THE EXERCISE:
Please copy all the lines that follow, word for word.

## START WORKING DATA

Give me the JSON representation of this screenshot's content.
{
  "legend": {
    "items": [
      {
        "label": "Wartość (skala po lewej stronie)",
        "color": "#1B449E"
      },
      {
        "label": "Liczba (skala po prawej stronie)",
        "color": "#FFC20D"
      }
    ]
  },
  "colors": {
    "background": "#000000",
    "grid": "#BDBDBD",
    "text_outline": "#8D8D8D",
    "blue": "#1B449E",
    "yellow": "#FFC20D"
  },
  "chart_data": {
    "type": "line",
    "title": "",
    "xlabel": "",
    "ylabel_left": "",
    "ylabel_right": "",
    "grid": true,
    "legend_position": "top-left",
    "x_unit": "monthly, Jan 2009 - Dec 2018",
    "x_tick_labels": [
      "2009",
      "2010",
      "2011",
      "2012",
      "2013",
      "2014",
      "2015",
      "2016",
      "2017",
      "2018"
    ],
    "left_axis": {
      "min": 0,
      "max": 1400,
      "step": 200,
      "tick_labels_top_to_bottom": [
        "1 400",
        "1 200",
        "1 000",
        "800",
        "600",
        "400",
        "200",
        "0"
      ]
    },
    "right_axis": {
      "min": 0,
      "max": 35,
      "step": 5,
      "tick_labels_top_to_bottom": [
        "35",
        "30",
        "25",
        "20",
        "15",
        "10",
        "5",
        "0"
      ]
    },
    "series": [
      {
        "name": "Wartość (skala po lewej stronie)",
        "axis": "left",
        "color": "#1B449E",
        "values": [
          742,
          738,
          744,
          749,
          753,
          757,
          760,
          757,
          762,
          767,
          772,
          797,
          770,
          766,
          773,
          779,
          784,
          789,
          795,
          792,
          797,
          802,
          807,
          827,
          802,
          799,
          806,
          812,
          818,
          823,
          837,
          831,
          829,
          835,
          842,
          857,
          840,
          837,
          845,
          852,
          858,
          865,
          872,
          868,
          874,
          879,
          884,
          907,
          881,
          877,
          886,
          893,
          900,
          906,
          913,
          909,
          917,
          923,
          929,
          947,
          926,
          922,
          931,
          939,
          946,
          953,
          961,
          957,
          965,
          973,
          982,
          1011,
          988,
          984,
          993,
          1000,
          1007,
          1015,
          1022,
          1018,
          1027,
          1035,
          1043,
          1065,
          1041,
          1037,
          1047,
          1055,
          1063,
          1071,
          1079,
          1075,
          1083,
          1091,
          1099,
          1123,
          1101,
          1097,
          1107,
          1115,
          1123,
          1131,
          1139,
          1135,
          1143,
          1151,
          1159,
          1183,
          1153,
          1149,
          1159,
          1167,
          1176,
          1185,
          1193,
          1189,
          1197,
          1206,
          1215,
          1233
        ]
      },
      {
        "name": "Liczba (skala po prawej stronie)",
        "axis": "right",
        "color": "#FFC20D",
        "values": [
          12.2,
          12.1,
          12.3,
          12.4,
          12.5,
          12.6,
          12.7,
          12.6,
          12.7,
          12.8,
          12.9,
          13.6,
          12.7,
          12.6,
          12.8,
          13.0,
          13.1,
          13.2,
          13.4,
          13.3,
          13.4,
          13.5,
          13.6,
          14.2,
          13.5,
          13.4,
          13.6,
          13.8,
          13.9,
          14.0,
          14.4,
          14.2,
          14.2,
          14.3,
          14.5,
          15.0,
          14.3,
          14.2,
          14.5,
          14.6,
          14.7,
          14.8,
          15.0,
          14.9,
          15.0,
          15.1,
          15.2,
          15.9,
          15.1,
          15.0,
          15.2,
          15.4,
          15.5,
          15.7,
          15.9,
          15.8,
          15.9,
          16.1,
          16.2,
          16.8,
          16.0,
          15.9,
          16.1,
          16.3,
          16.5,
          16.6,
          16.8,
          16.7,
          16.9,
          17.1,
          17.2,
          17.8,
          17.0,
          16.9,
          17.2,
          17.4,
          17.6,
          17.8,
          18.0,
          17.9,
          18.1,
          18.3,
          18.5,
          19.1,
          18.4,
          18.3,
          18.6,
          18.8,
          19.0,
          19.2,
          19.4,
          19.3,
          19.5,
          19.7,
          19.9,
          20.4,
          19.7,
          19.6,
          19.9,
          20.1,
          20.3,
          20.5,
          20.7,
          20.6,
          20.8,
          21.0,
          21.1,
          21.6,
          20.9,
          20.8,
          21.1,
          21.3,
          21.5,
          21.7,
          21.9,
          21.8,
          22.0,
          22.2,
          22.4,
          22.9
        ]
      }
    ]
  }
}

## END WORKING DATA

RESULT:
Give me the JSON representation of this screenshot's content.
{
  "legend": {
    "items": [
      {
        "label": "Wartość (skala po lewej stronie)",
        "color": "#1B449E"
      },
      {
        "label": "Liczba (skala po prawej stronie)",
        "color": "#FFC20D"
      }
    ]
  },
  "colors": {
    "background": "#000000",
    "grid": "#BDBDBD",
    "text_outline": "#8D8D8D",
    "blue": "#1B449E",
    "yellow": "#FFC20D"
  },
  "chart_data": {
    "type": "line",
    "title": "",
    "xlabel": "",
    "ylabel_left": "",
    "ylabel_right": "",
    "grid": true,
    "legend_position": "top-left",
    "x_unit": "monthly, Jan 2009 - Dec 2018",
    "x_tick_labels": [
      "2009",
      "2010",
      "2011",
      "2012",
      "2013",
      "2014",
      "2015",
      "2016",
      "2017",
      "2018"
    ],
    "left_axis": {
      "min": 0,
      "max": 1400,
      "step": 200,
      "tick_labels_top_to_bottom": [
        "1 400",
        "1 200",
        "1 000",
        "800",
        "600",
        "400",
        "200",
        "0"
      ]
    },
    "right_axis": {
      "min": 0,
      "max": 35,
      "step": 5,
      "tick_labels_top_to_bottom": [
        "35",
        "30",
        "25",
        "20",
        "15",
        "10",
        "5",
        "0"
      ]
    },
    "series": [
      {
        "name": "Wartość (skala po lewej stronie)",
        "axis": "left",
        "color": "#1B449E",
        "values": [
          742,
          738,
          744,
          749,
          753,
          757,
          760,
          757,
          762,
          767,
          772,
          797,
          770,
          766,
          773,
          779,
          784,
          789,
          795,
          792,
          797,
          802,
          807,
          827,
          802,
          799,
          806,
          812,
          818,
          823,
          837,
          831,
          829,
          835,
          842,
          857,
          840,
          837,
          845,
          852,
          858,
          865,
          872,
          868,
          874,
          879,
          884,
          907,
          881,
          877,
          886,
          893,
          900,
          906,
          913,
          909,
          917,
          923,
          929,
          947,
          926,
          922,
          931,
          939,
          946,
          953,
          961,
          957,
          965,
          973,
          982,
          1011,
          988,
          984,
          993,
          1000,
          1007,
          1015,
          1022,
          1018,
          1027,
          1035,
          1043,
          1065,
          1041,
          1037,
          1047,
          1055,
          1063,
          1071,
          1079,
          1075,
          1083,
          1091,
          1099,
          1123,
          1101,
          1097,
          1107,
          1115,
          1123,
          1131,
          1139,
          1135,
          1143,
          1151,
          1159,
          1183,
          1153,
          1149,
          1159,
          1167,
          1176,
          1185,
          1193,
          1189,
          1197,
          1206,
          1215,
          1233
        ]
      },
      {
        "name": "Liczba (skala po prawej stronie)",
        "axis": "right",
        "color": "#FFC20D",
        "values": [
          12.2,
          12.1,
          12.3,
          12.4,
          12.5,
          12.6,
          12.7,
          12.6,
          12.7,
          12.8,
          12.9,
          13.6,
          12.7,
          12.6,
          12.8,
          13.0,
          13.1,
          13.2,
          13.4,
          13.3,
          13.4,
          13.5,
          13.6,
          14.2,
          13.5,
          13.4,
          13.6,
          13.8,
          13.9,
          14.0,
          14.4,
          14.2,
          14.2,
          14.3,
          14.5,
          15.0,
          14.3,
          14.2,
          14.5,
          14.6,
          14.7,
          14.8,
          15.0,
          14.9,
          15.0,
          15.1,
          15.2,
          15.9,
          15.1,
          15.0,
          15.2,
          15.4,
          15.5,
          15.7,
          15.9,
          15.8,
          15.9,
          16.1,
          16.2,
          16.8,
          16.0,
          15.9,
          16.1,
          16.3,
          16.5,
          16.6,
          16.8,
          16.7,
          16.9,
          17.1,
          17.2,
          17.8,
          17.0,
          16.9,
          17.2,
          17.4,
          17.6,
          17.8,
          18.0,
          17.9,
          18.1,
          18.3,
          18.5,
          19.1,
          18.4,
          18.3,
          18.6,
          18.8,
          19.0,
          19.2,
          19.4,
          19.3,
          19.5,
          19.7,
          19.9,
          20.4,
          19.7,
          19.6,
          19.9,
          20.1,
          20.3,
          20.5,
          20.7,
          20.6,
          20.8,
          21.0,
          21.1,
          21.6,
          20.9,
          20.8,
          21.1,
          21.3,
          21.5,
          21.7,
          21.9,
          21.8,
          22.0,
          22.2,
          22.4,
          22.9
        ]
      }
    ]
  }
}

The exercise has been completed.